» Stated goal: Return the whole listing, keeping every character the same.

(A run of records)
· · · ·
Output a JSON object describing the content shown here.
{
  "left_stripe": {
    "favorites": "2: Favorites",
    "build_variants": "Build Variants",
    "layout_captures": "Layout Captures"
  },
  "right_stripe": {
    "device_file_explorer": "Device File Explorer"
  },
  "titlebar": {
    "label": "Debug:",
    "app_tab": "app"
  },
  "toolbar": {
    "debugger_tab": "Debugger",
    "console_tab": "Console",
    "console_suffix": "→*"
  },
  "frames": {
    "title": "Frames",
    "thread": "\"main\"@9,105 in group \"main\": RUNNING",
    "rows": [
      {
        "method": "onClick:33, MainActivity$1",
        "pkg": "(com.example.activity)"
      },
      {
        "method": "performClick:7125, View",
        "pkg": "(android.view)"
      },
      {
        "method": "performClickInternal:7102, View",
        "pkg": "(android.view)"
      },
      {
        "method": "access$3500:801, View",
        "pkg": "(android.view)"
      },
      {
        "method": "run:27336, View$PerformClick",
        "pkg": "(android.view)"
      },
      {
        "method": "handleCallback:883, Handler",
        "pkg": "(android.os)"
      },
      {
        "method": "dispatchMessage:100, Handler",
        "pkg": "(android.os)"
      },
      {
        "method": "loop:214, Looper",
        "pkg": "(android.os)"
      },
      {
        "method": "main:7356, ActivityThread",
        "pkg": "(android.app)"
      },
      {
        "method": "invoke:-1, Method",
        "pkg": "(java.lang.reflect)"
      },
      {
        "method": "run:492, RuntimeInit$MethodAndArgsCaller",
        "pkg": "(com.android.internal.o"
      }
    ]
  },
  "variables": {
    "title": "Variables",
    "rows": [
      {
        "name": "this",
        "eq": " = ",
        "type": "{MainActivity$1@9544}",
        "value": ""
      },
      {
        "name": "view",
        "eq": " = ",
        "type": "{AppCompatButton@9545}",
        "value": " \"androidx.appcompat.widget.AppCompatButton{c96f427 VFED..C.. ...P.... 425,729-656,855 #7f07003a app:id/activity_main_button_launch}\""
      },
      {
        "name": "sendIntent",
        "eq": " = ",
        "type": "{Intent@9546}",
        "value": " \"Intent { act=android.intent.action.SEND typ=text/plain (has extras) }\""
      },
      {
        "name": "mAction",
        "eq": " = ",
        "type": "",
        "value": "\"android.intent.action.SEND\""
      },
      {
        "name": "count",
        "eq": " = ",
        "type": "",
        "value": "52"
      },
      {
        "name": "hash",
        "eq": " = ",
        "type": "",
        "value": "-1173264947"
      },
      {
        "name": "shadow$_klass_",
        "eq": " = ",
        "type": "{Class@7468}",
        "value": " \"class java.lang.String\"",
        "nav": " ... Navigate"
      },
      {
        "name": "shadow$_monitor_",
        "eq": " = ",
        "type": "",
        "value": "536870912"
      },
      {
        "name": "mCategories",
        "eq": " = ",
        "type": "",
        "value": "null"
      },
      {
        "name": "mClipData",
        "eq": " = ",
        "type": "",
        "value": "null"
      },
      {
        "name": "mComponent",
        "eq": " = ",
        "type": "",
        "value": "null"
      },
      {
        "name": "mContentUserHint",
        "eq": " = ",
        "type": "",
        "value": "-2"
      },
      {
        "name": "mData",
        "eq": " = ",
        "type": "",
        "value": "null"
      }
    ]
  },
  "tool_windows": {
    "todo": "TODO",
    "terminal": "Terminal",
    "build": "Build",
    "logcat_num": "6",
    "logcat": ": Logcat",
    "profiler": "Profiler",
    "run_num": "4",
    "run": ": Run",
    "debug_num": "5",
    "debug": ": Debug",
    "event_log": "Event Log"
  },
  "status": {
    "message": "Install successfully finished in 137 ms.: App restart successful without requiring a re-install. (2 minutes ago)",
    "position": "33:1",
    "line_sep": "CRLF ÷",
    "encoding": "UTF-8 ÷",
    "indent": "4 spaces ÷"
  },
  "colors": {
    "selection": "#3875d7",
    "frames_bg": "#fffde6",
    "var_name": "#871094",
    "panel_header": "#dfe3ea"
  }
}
· · · ·
» Response to this exercise:
Output a JSON object describing the content shown here.
{
  "left_stripe": {
    "favorites": "2: Favorites",
    "build_variants": "Build Variants",
    "layout_captures": "Layout Captures"
  },
  "right_stripe": {
    "device_file_explorer": "Device File Explorer"
  },
  "titlebar": {
    "label": "Debug:",
    "app_tab": "app"
  },
  "toolbar": {
    "debugger_tab": "Debugger",
    "console_tab": "Console",
    "console_suffix": "→*"
  },
  "frames": {
    "title": "Frames",
    "thread": "\"main\"@9,105 in group \"main\": RUNNING",
    "rows": [
      {
        "method": "onClick:33, MainActivity$1",
        "pkg": "(com.example.activity)"
      },
      {
        "method": "performClick:7125, View",
        "pkg": "(android.view)"
      },
      {
        "method": "performClickInternal:7102, View",
        "pkg": "(android.view)"
      },
      {
        "method": "access$3500:801, View",
        "pkg": "(android.view)"
      },
      {
        "method": "run:27336, View$PerformClick",
        "pkg": "(android.view)"
      },
      {
        "method": "handleCallback:883, Handler",
        "pkg": "(android.os)"
      },
      {
        "method": "dispatchMessage:100, Handler",
        "pkg": "(android.os)"
      },
      {
        "method": "loop:214, Looper",
        "pkg": "(android.os)"
      },
      {
        "method": "main:7356, ActivityThread",
        "pkg": "(android.app)"
      },
      {
        "method": "invoke:-1, Method",
        "pkg": "(java.lang.reflect)"
      },
      {
        "method": "run:492, RuntimeInit$MethodAndArgsCaller",
        "pkg": "(com.android.internal.o"
      }
    ]
  },
  "variables": {
    "title": "Variables",
    "rows": [
      {
        "name": "this",
        "eq": " = ",
        "type": "{MainActivity$1@9544}",
        "value": ""
      },
      {
        "name": "view",
        "eq": " = ",
        "type": "{AppCompatButton@9545}",
        "value": " \"androidx.appcompat.widget.AppCompatButton{c96f427 VFED..C.. ...P.... 425,729-656,855 #7f07003a app:id/activity_main_button_launch}\""
      },
      {
        "name": "sendIntent",
        "eq": " = ",
        "type": "{Intent@9546}",
        "value": " \"Intent { act=android.intent.action.SEND typ=text/plain (has extras) }\""
      },
      {
        "name": "mAction",
        "eq": " = ",
        "type": "",
        "value": "\"android.intent.action.SEND\""
      },
      {
        "name": "count",
        "eq": " = ",
        "type": "",
        "value": "52"
      },
      {
        "name": "hash",
        "eq": " = ",
        "type": "",
        "value": "-1173264947"
      },
      {
        "name": "shadow$_klass_",
        "eq": " = ",
        "type": "{Class@7468}",
        "value": " \"class java.lang.String\"",
        "nav": " ... Navigate"
      },
      {
        "name": "shadow$_monitor_",
        "eq": " = ",
        "type": "",
        "value": "536870912"
      },
      {
        "name": "mCategories",
        "eq": " = ",
        "type": "",
        "value": "null"
      },
      {
        "name": "mClipData",
        "eq": " = ",
        "type": "",
        "value": "null"
      },
      {
        "name": "mComponent",
        "eq": " = ",
        "type": "",
        "value": "null"
      },
      {
        "name": "mContentUserHint",
        "eq": " = ",
        "type": "",
        "value": "-2"
      },
      {
        "name": "mData",
        "eq": " = ",
        "type": "",
        "value": "null"
      }
    ]
  },
  "tool_windows": {
    "todo": "TODO",
    "terminal": "Terminal",
    "build": "Build",
    "logcat_num": "6",
    "logcat": ": Logcat",
    "profiler": "Profiler",
    "run_num": "4",
    "run": ": Run",
    "debug_num": "5",
    "debug": ": Debug",
    "event_log": "Event Log"
  },
  "status": {
    "message": "Install successfully finished in 137 ms.: App restart successful without requiring a re-install. (2 minutes ago)",
    "position": "33:1",
    "line_sep": "CRLF ÷",
    "encoding": "UTF-8 ÷",
    "indent": "4 spaces ÷"
  },
  "colors": {
    "selection": "#3875d7",
    "frames_bg": "#fffde6",
    "var_name": "#871094",
    "panel_header": "#dfe3ea"
  }
}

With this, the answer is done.